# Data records
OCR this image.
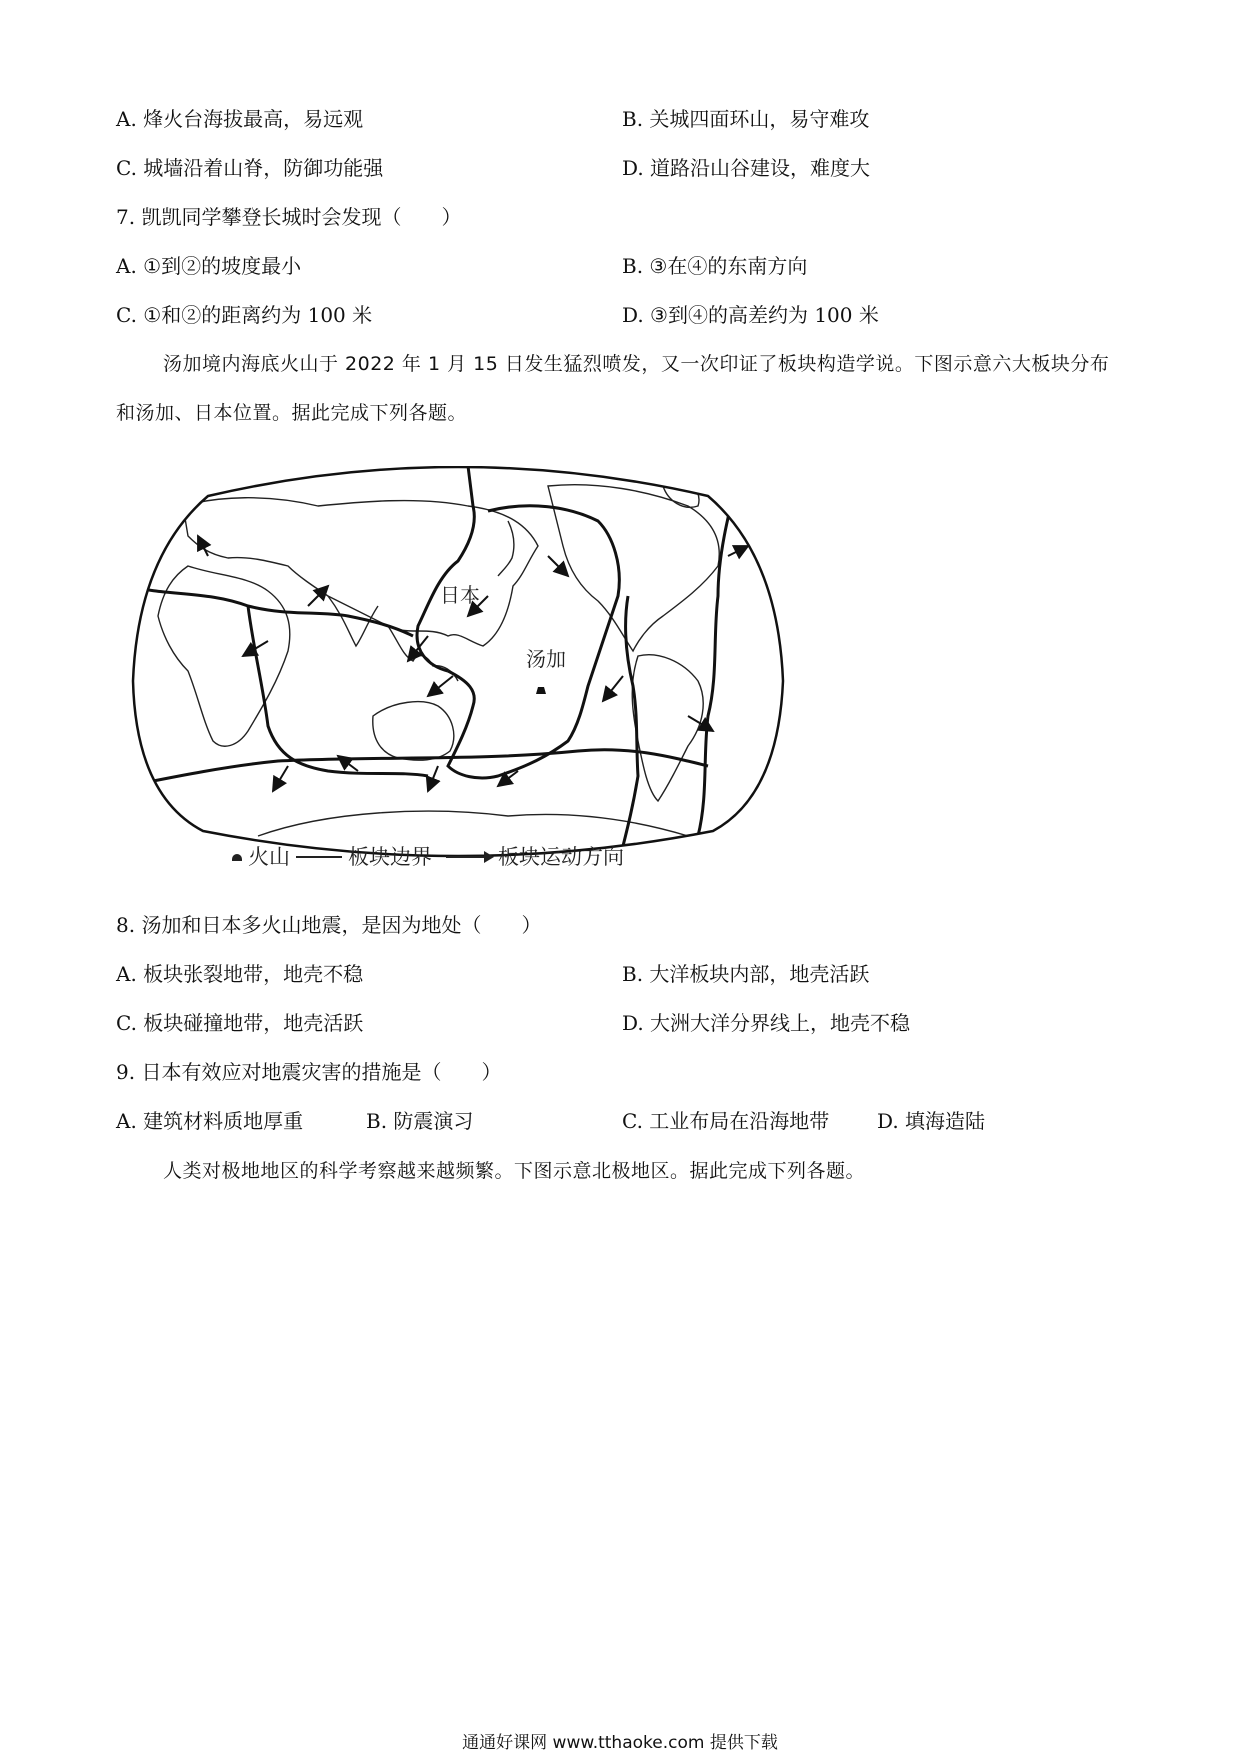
A. 烽火台海拔最高，易远观	B. 关城四面环山，易守难攻
C. 城墙沿着山脊，防御功能强	D. 道路沿山谷建设，难度大
7. 凯凯同学攀登长城时会发现（　　）
A. ①到②的坡度最小	B. ③在④的东南方向
C. ①和②的距离约为 100 米	D. ③到④的高差约为 100 米
汤加境内海底火山于 2022 年 1 月 15 日发生猛烈喷发，又一次印证了板块构造学说。下图示意六大板块分布和汤加、日本位置。据此完成下列各题。
日本
汤加
火山	板块边界	板块运动方向
8. 汤加和日本多火山地震，是因为地处（　　）
A. 板块张裂地带，地壳不稳	B. 大洋板块内部，地壳活跃
C. 板块碰撞地带，地壳活跃	D. 大洲大洋分界线上，地壳不稳
9. 日本有效应对地震灾害的措施是（　　）
A. 建筑材料质地厚重	B. 防震演习	C. 工业布局在沿海地带 D. 填海造陆
人类对极地地区的科学考察越来越频繁。下图示意北极地区。据此完成下列各题。
通通好课网 www.tthaoke.com 提供下载
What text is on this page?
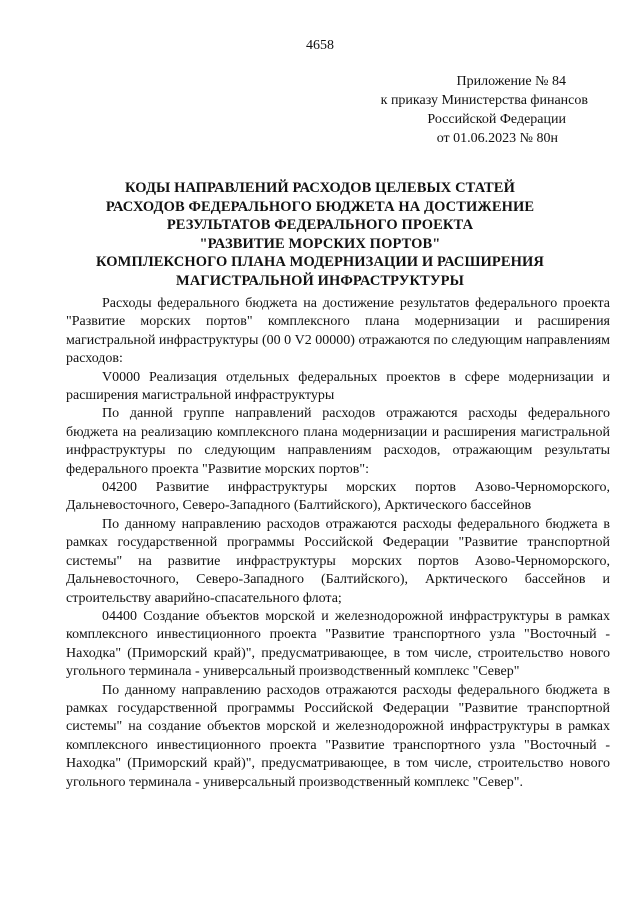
4658
Приложение № 84
к приказу Министерства финансов
Российской Федерации
от 01.06.2023 № 80н
КОДЫ НАПРАВЛЕНИЙ РАСХОДОВ ЦЕЛЕВЫХ СТАТЕЙ
РАСХОДОВ ФЕДЕРАЛЬНОГО БЮДЖЕТА НА ДОСТИЖЕНИЕ
РЕЗУЛЬТАТОВ ФЕДЕРАЛЬНОГО ПРОЕКТА
"РАЗВИТИЕ МОРСКИХ ПОРТОВ"
КОМПЛЕКСНОГО ПЛАНА МОДЕРНИЗАЦИИ И РАСШИРЕНИЯ
МАГИСТРАЛЬНОЙ ИНФРАСТРУКТУРЫ

Расходы федерального бюджета на достижение результатов федерального проекта "Развитие морских портов" комплексного плана модернизации и расширения магистральной инфраструктуры (00 0 V2 00000) отражаются по следующим направлениям расходов:

V0000 Реализация отдельных федеральных проектов в сфере модернизации и расширения магистральной инфраструктуры

По данной группе направлений расходов отражаются расходы федерального бюджета на реализацию комплексного плана модернизации и расширения магистральной инфраструктуры по следующим направлениям расходов, отражающим результаты федерального проекта "Развитие морских портов":

04200 Развитие инфраструктуры морских портов Азово-Черноморского, Дальневосточного, Северо-Западного (Балтийского), Арктического бассейнов

По данному направлению расходов отражаются расходы федерального бюджета в рамках государственной программы Российской Федерации "Развитие транспортной системы" на развитие инфраструктуры морских портов Азово-Черноморского, Дальневосточного, Северо-Западного (Балтийского), Арктического бассейнов и строительству аварийно-спасательного флота;

04400 Создание объектов морской и железнодорожной инфраструктуры в рамках комплексного инвестиционного проекта "Развитие транспортного узла "Восточный - Находка" (Приморский край)", предусматривающее, в том числе, строительство нового угольного терминала - универсальный производственный комплекс "Север"

По данному направлению расходов отражаются расходы федерального бюджета в рамках государственной программы Российской Федерации "Развитие транспортной системы" на создание объектов морской и железнодорожной инфраструктуры в рамках комплексного инвестиционного проекта "Развитие транспортного узла "Восточный - Находка" (Приморский край)", предусматривающее, в том числе, строительство нового угольного терминала - универсальный производственный комплекс "Север".
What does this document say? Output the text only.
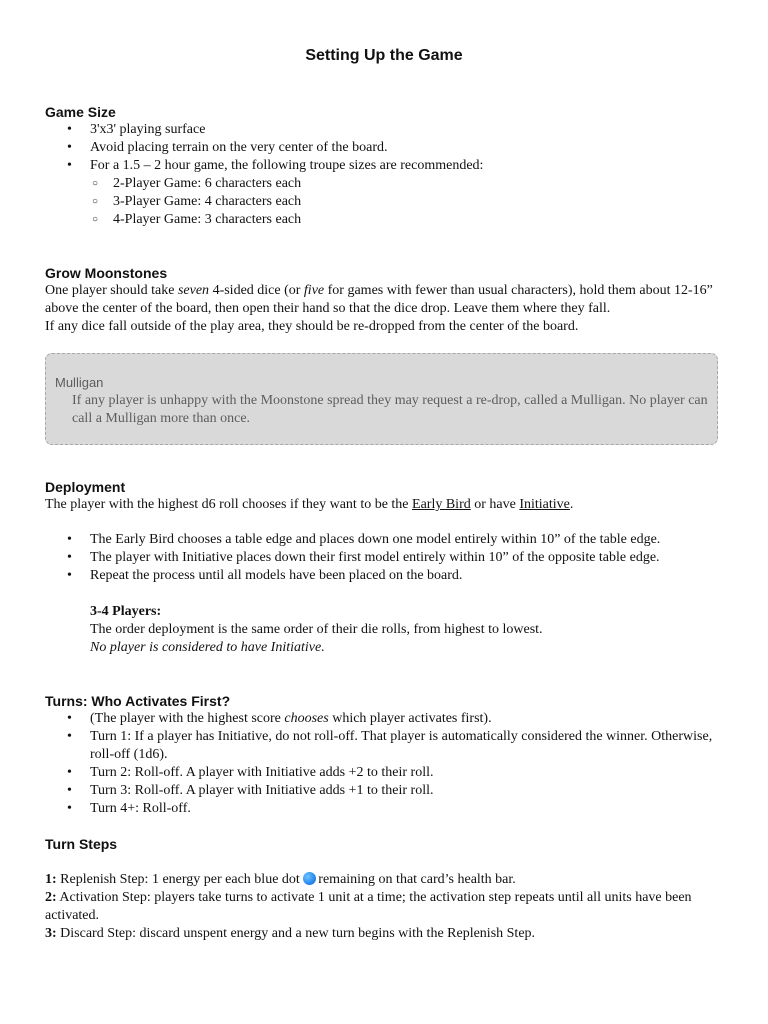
Setting Up the Game
Game Size
• 3'x3' playing surface
• Avoid placing terrain on the very center of the board.
• For a 1.5 – 2 hour game, the following troupe sizes are recommended:
○ 2-Player Game: 6 characters each
○ 3-Player Game: 4 characters each
○ 4-Player Game: 3 characters each
Grow Moonstones

One player should take seven 4-sided dice (or five for games with fewer than usual characters), hold them about 12-16” above the center of the board, then open their hand so that the dice drop. Leave them where they fall.
If any dice fall outside of the play area, they should be re-dropped from the center of the board.

Mulligan

If any player is unhappy with the Moonstone spread they may request a re-drop, called a Mulligan. No player can call a Mulligan more than once.

Deployment

The player with the highest d6 roll chooses if they want to be the Early Bird or have Initiative.

• The Early Bird chooses a table edge and places down one model entirely within 10” of the table edge.
• The player with Initiative places down their first model entirely within 10” of the opposite table edge.
• Repeat the process until all models have been placed on the board.
3-4 Players:
The order deployment is the same order of their die rolls, from highest to lowest.
No player is considered to have Initiative.
Turns: Who Activates First?
• (The player with the highest score chooses which player activates first).
• Turn 1: If a player has Initiative, do not roll-off. That player is automatically considered the winner. Otherwise, roll-off (1d6).
• Turn 2: Roll-off. A player with Initiative adds +2 to their roll.
• Turn 3: Roll-off. A player with Initiative adds +1 to their roll.
• Turn 4+: Roll-off.
Turn Steps
1: Replenish Step: 1 energy per each blue dot remaining on that card’s health bar.
2: Activation Step: players take turns to activate 1 unit at a time; the activation step repeats until all units have been activated.
3: Discard Step: discard unspent energy and a new turn begins with the Replenish Step.
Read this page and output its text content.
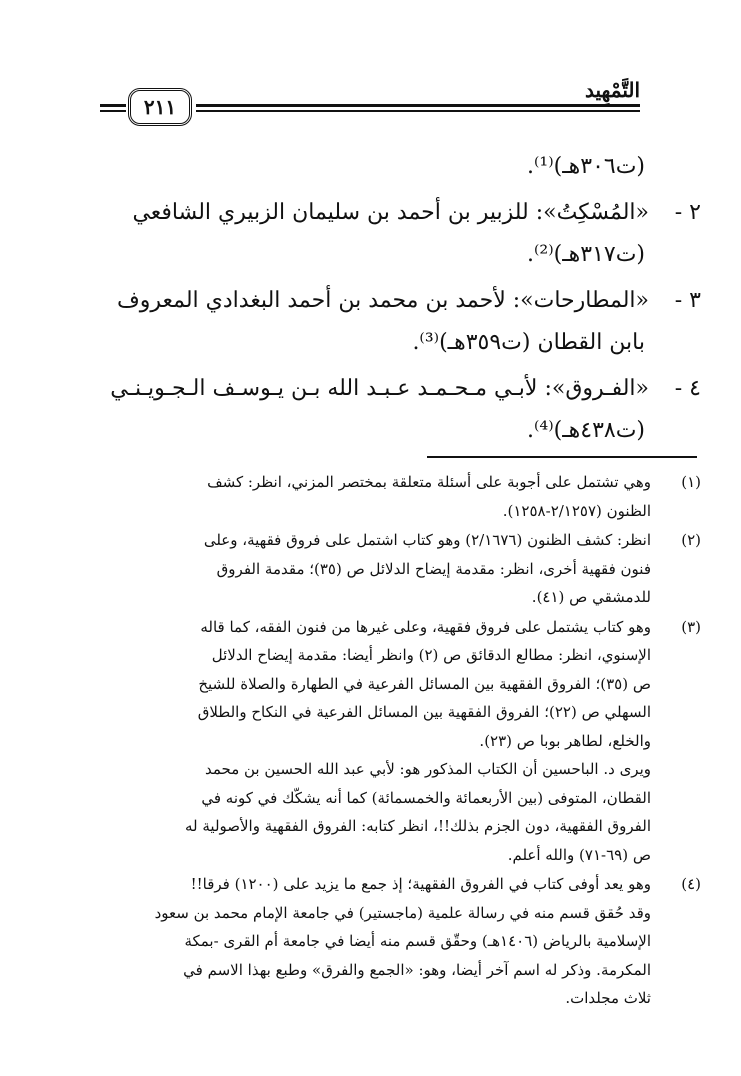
التَّمْهِيد
٢١١
(ت٣٠٦هـ)⁽¹⁾.
٢ -«المُسْكِتُ»: للزبير بن أحمد بن سليمان الزبيري الشافعي
(ت٣١٧هـ)⁽²⁾.
٣ -«المطارحات»: لأحمد بن محمد بن أحمد البغدادي المعروف
بابن القطان (ت٣٥٩هـ)⁽³⁾.
٤ -«الفـروق»: لأبـي مـحـمـد عـبـد الله بـن يـوسـف الـجـويـنـي
(ت٤٣٨هـ)⁽⁴⁾.
(١)
وهي تشتمل على أجوبة على أسئلة متعلقة بمختصر المزني، انظر: كشف
الظنون (٢/١٢٥٧-١٢٥٨).
(٢)
انظر: كشف الظنون (٢/١٦٧٦) وهو كتاب اشتمل على فروق فقهية، وعلى
فنون فقهية أخرى، انظر: مقدمة إيضاح الدلائل ص (٣٥)؛ مقدمة الفروق
للدمشقي ص (٤١).
(٣)
وهو كتاب يشتمل على فروق فقهية، وعلى غيرها من فنون الفقه، كما قاله
الإسنوي، انظر: مطالع الدقائق ص (٢) وانظر أيضا: مقدمة إيضاح الدلائل
ص (٣٥)؛ الفروق الفقهية بين المسائل الفرعية في الطهارة والصلاة للشيخ
السهلي ص (٢٢)؛ الفروق الفقهية بين المسائل الفرعية في النكاح والطلاق
والخلع، لطاهر بوبا ص (٢٣).
ويرى د. الباحسين أن الكتاب المذكور هو: لأبي عبد الله الحسين بن محمد
القطان، المتوفى (بين الأربعمائة والخمسمائة) كما أنه يشكّك في كونه في
الفروق الفقهية، دون الجزم بذلك!!، انظر كتابه: الفروق الفقهية والأصولية له
ص (٦٩-٧١) والله أعلم.
(٤)
وهو يعد أوفى كتاب في الفروق الفقهية؛ إذ جمع ما يزيد على (١٢٠٠) فرقا!!
وقد حُقق قسم منه في رسالة علمية (ماجستير) في جامعة الإمام محمد بن سعود
الإسلامية بالرياض (١٤٠٦هـ) وحقّق قسم منه أيضا في جامعة أم القرى -بمكة
المكرمة. وذكر له اسم آخر أيضا، وهو: «الجمع والفرق» وطبع بهذا الاسم في
ثلاث مجلدات.
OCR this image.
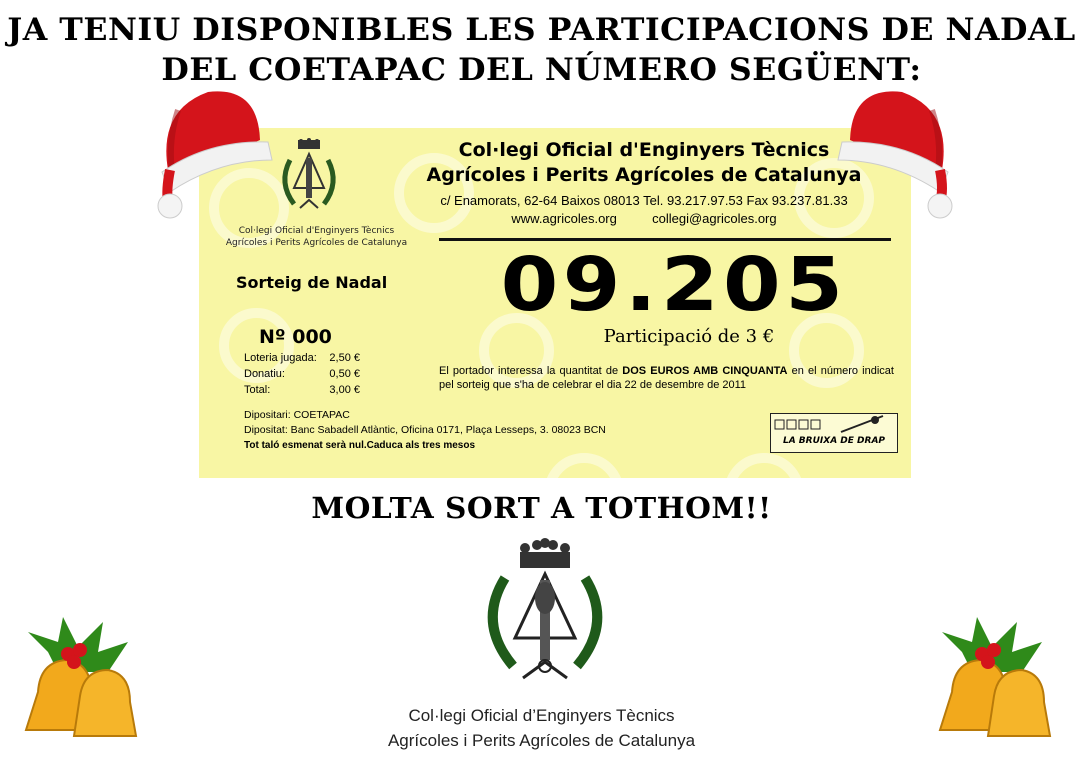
JA TENIU DISPONIBLES LES PARTICIPACIONS DE NADAL
DEL COETAPAC DEL NÚMERO SEGÜENT:
Col·legi Oficial d'Enginyers Tècnics
Agrícoles i Perits Agrícoles de Catalunya
Col·legi Oficial d'Enginyers Tècnics
Agrícoles i Perits Agrícoles de Catalunya
c/ Enamorats, 62-64 Baixos 08013 Tel. 93.217.97.53 Fax 93.237.81.33
www.agricoles.org	collegi@agricoles.org
Sorteig de Nadal	09.205
Participació de 3 €
Nº 000
Loteria jugada: 2,50 €
Donatiu:	0,50 €
Total:	3,00 €
El portador interessa la quantitat de DOS EUROS AMB CINQUANTA en el número indicat pel sorteig que s'ha de celebrar el dia 22 de desembre de 2011
Dipositari: COETAPAC
Dipositat: Banc Sabadell Atlàntic, Oficina 0171, Plaça Lesseps, 3. 08023 BCN
Tot taló esmenat serà nul.Caduca als tres mesos	LA BRUIXA DE DRAP
MOLTA SORT A TOTHOM!!
Col·legi Oficial d’Enginyers Tècnics
Agrícoles i Perits Agrícoles de Catalunya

# Requirements
Check each line of the entries for the string "следующим". Copy the lines that have it.

# Result for this task
Расходы федерального бюджета на достижение результатов федерального проекта "Развитие морских портов" комплексного плана модернизации и расширения магистральной инфраструктуры (00 0 V2 00000) отражаются по следующим направлениям расходов:
По данной группе направлений расходов отражаются расходы федерального бюджета на реализацию комплексного плана модернизации и расширения магистральной инфраструктуры по следующим направлениям расходов, отражающим результаты федерального проекта "Развитие морских портов":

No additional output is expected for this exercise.